[What you have to do]
What is the number of lines holding the word "true"? Write that number and nothing else.

[Information supplied]
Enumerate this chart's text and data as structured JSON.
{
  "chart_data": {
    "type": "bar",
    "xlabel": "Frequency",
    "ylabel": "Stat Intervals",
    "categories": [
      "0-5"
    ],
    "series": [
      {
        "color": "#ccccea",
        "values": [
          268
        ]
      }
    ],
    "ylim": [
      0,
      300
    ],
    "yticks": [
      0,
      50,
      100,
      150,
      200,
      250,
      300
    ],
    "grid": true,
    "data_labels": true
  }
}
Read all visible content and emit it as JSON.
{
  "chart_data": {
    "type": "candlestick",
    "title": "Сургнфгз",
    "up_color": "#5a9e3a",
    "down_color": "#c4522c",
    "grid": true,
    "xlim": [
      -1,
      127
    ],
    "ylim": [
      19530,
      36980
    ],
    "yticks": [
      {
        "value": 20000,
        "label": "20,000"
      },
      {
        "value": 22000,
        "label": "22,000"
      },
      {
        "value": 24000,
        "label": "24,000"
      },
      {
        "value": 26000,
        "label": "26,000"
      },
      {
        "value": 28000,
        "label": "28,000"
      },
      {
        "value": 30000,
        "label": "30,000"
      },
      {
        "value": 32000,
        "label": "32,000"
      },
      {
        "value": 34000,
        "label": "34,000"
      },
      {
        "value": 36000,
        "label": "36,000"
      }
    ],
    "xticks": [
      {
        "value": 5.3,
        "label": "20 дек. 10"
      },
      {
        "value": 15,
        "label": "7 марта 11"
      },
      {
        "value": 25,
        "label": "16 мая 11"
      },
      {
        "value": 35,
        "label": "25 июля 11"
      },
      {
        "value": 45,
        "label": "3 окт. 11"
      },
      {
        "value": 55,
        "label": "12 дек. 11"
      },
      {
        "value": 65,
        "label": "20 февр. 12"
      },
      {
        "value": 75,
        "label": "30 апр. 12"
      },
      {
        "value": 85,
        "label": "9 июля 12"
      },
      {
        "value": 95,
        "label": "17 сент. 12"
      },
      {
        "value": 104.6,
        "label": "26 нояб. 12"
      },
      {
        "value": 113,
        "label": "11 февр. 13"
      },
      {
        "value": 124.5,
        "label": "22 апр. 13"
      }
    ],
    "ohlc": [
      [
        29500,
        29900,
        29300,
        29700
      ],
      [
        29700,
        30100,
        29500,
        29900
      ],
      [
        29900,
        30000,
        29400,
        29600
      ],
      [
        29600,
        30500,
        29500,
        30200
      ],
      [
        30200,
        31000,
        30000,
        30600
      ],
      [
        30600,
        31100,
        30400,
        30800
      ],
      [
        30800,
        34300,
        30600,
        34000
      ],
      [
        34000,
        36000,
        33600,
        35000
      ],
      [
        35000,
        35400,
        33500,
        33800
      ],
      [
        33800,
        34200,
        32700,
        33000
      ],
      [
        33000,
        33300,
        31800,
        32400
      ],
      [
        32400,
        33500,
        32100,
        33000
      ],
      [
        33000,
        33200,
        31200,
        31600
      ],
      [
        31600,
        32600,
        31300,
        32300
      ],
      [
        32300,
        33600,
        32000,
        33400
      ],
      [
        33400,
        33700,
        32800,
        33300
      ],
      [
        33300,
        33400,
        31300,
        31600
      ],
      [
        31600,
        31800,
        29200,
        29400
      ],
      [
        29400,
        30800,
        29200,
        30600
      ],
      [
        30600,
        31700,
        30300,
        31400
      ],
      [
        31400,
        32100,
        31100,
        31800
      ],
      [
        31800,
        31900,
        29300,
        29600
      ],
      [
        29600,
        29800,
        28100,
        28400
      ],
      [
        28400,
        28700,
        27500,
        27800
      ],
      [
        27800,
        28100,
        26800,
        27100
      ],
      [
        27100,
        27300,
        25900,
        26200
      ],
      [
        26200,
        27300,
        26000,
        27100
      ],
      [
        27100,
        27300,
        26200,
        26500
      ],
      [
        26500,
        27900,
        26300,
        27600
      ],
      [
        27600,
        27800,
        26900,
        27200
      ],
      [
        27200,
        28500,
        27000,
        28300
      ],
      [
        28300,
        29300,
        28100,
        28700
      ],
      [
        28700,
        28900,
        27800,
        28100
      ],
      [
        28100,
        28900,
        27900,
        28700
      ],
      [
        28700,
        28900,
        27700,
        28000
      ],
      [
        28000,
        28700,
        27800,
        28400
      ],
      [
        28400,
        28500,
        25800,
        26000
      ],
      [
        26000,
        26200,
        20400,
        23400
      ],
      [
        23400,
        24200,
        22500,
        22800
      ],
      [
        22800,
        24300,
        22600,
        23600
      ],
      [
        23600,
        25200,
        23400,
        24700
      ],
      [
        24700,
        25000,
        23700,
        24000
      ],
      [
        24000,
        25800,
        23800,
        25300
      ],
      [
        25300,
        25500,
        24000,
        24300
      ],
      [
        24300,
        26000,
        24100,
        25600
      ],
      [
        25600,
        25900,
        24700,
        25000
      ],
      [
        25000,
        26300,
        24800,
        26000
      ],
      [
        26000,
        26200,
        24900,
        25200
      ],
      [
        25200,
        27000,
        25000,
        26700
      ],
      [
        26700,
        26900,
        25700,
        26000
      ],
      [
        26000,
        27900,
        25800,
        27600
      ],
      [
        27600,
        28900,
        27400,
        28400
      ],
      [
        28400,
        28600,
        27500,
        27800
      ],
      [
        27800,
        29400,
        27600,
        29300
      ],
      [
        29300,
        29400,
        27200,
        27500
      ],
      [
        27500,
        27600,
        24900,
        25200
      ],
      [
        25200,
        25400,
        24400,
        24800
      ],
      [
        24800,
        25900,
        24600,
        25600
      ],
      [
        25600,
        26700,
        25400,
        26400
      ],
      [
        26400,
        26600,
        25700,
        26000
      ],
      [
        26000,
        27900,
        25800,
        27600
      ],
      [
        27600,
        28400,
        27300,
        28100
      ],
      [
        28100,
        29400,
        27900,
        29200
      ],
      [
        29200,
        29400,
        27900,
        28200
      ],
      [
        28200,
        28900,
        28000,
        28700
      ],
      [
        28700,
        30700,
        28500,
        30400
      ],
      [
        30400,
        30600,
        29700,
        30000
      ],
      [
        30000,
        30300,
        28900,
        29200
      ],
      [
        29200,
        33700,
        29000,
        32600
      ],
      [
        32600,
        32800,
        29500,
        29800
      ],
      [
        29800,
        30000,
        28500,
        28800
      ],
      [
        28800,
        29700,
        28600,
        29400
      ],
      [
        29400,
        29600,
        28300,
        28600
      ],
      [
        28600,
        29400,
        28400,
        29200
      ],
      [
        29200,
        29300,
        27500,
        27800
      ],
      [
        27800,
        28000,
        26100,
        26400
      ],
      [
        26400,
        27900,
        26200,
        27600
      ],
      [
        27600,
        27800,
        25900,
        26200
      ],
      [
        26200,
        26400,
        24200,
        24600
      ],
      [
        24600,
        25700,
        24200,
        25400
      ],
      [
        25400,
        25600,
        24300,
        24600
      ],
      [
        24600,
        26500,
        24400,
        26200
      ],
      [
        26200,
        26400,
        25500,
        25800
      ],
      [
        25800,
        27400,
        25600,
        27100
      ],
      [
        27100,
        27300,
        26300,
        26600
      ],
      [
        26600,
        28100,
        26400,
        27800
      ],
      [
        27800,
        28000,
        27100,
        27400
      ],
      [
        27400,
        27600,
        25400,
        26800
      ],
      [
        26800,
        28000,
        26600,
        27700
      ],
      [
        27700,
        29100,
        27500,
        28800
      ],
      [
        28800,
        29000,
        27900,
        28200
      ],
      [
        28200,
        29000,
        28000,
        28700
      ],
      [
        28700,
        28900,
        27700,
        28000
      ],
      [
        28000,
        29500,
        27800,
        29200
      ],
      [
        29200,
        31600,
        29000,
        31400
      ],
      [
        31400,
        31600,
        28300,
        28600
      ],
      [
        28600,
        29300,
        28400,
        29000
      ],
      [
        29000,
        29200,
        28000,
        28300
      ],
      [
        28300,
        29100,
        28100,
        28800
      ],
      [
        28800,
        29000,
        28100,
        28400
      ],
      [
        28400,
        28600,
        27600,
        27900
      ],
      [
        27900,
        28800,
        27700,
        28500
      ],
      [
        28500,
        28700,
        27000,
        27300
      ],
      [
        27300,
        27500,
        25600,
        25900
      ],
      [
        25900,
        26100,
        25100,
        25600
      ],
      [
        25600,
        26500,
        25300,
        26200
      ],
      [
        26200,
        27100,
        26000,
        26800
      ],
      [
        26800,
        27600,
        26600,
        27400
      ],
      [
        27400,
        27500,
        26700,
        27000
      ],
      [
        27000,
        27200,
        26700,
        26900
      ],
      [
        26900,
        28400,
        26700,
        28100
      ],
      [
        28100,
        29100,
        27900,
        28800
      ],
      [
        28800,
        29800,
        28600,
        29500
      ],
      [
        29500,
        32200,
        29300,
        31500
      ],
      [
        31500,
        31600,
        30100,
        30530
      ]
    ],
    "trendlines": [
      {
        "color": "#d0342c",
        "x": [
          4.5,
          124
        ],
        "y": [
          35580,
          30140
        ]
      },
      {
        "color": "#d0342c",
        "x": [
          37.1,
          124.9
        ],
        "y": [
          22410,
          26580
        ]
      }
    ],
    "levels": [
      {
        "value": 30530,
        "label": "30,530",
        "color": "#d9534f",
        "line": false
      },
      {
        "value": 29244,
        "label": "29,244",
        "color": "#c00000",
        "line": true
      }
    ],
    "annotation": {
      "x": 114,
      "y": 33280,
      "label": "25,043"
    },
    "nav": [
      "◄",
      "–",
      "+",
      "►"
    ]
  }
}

[Output below]
4